[BEGIN Records supplied]

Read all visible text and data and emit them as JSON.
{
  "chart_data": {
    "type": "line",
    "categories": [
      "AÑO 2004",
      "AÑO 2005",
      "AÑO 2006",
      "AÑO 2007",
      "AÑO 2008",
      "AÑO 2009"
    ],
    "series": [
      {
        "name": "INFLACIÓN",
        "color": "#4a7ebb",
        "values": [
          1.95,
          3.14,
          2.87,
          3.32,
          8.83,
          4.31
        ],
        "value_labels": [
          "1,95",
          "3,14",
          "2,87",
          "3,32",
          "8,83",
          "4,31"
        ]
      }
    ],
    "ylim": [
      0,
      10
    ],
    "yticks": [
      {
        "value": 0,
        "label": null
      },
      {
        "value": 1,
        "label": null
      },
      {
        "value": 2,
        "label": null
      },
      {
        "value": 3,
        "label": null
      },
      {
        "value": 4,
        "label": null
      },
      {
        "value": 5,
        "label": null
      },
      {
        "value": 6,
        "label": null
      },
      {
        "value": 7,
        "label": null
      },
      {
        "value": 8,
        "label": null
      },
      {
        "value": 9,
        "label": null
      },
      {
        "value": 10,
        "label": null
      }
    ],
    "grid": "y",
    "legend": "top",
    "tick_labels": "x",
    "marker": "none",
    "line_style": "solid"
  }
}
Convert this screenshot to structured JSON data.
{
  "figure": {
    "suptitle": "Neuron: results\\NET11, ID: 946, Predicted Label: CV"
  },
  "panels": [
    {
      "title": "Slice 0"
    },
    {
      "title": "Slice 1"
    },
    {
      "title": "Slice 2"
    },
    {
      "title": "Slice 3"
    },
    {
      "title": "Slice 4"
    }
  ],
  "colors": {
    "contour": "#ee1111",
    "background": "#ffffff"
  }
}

[END Records supplied]

■ **Stated goal**
Find every line in the records above that contains the word "Slice", and copy each one.

■ **Response to the task**
      "title": "Slice 0"
      "title": "Slice 1"
      "title": "Slice 2"
      "title": "Slice 3"
      "title": "Slice 4"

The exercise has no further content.